---------- Material

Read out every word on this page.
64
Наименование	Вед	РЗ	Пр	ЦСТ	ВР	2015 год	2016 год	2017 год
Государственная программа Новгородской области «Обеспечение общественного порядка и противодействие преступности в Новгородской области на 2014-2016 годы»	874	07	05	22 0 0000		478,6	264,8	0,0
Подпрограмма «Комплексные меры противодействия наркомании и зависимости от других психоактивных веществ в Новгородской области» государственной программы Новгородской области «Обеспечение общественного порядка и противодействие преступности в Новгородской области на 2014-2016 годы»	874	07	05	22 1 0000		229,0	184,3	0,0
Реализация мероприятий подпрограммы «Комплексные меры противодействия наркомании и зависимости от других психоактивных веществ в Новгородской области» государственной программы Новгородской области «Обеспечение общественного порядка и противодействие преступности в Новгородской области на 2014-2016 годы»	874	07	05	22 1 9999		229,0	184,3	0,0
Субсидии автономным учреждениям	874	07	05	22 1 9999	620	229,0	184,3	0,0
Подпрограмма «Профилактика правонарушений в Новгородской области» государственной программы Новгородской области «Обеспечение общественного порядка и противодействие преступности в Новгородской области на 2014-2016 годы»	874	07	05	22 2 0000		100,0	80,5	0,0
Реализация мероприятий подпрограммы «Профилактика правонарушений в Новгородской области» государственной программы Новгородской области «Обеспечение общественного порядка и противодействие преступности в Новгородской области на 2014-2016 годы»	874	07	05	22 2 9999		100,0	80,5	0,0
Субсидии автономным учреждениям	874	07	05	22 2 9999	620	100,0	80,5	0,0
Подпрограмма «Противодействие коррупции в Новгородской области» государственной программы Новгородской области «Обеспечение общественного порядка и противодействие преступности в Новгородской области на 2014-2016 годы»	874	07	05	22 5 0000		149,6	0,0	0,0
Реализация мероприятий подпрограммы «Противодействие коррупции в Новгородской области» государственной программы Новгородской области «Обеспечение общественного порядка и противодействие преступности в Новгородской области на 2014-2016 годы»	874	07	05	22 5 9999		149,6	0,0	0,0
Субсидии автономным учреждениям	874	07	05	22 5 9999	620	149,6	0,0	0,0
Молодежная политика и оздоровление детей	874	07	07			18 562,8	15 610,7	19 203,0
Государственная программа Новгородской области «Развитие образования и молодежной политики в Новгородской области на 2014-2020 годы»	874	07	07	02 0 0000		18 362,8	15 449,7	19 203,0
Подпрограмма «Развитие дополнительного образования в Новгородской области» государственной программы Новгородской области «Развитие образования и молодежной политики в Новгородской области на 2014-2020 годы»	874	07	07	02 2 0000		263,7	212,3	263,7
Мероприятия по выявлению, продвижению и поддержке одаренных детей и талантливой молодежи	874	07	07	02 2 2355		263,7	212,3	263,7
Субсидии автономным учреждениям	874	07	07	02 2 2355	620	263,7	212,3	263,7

--------------------

**Directions for this task:**
Extract the complete set of records unchanged.

**Answer for the task:**
Read out every word on this page.
64
Наименование	Вед	РЗ	Пр	ЦСТ	ВР	2015 год	2016 год	2017 год
Государственная программа Новгородской области «Обеспечение общественного порядка и противодействие преступности в Новгородской области на 2014-2016 годы»	874	07	05	22 0 0000		478,6	264,8	0,0
Подпрограмма «Комплексные меры противодействия наркомании и зависимости от других психоактивных веществ в Новгородской области» государственной программы Новгородской области «Обеспечение общественного порядка и противодействие преступности в Новгородской области на 2014-2016 годы»	874	07	05	22 1 0000		229,0	184,3	0,0
Реализация мероприятий подпрограммы «Комплексные меры противодействия наркомании и зависимости от других психоактивных веществ в Новгородской области» государственной программы Новгородской области «Обеспечение общественного порядка и противодействие преступности в Новгородской области на 2014-2016 годы»	874	07	05	22 1 9999		229,0	184,3	0,0
Субсидии автономным учреждениям	874	07	05	22 1 9999	620	229,0	184,3	0,0
Подпрограмма «Профилактика правонарушений в Новгородской области» государственной программы Новгородской области «Обеспечение общественного порядка и противодействие преступности в Новгородской области на 2014-2016 годы»	874	07	05	22 2 0000		100,0	80,5	0,0
Реализация мероприятий подпрограммы «Профилактика правонарушений в Новгородской области» государственной программы Новгородской области «Обеспечение общественного порядка и противодействие преступности в Новгородской области на 2014-2016 годы»	874	07	05	22 2 9999		100,0	80,5	0,0
Субсидии автономным учреждениям	874	07	05	22 2 9999	620	100,0	80,5	0,0
Подпрограмма «Противодействие коррупции в Новгородской области» государственной программы Новгородской области «Обеспечение общественного порядка и противодействие преступности в Новгородской области на 2014-2016 годы»	874	07	05	22 5 0000		149,6	0,0	0,0
Реализация мероприятий подпрограммы «Противодействие коррупции в Новгородской области» государственной программы Новгородской области «Обеспечение общественного порядка и противодействие преступности в Новгородской области на 2014-2016 годы»	874	07	05	22 5 9999		149,6	0,0	0,0
Субсидии автономным учреждениям	874	07	05	22 5 9999	620	149,6	0,0	0,0
Молодежная политика и оздоровление детей	874	07	07			18 562,8	15 610,7	19 203,0
Государственная программа Новгородской области «Развитие образования и молодежной политики в Новгородской области на 2014-2020 годы»	874	07	07	02 0 0000		18 362,8	15 449,7	19 203,0
Подпрограмма «Развитие дополнительного образования в Новгородской области» государственной программы Новгородской области «Развитие образования и молодежной политики в Новгородской области на 2014-2020 годы»	874	07	07	02 2 0000		263,7	212,3	263,7
Мероприятия по выявлению, продвижению и поддержке одаренных детей и талантливой молодежи	874	07	07	02 2 2355		263,7	212,3	263,7
Субсидии автономным учреждениям	874	07	07	02 2 2355	620	263,7	212,3	263,7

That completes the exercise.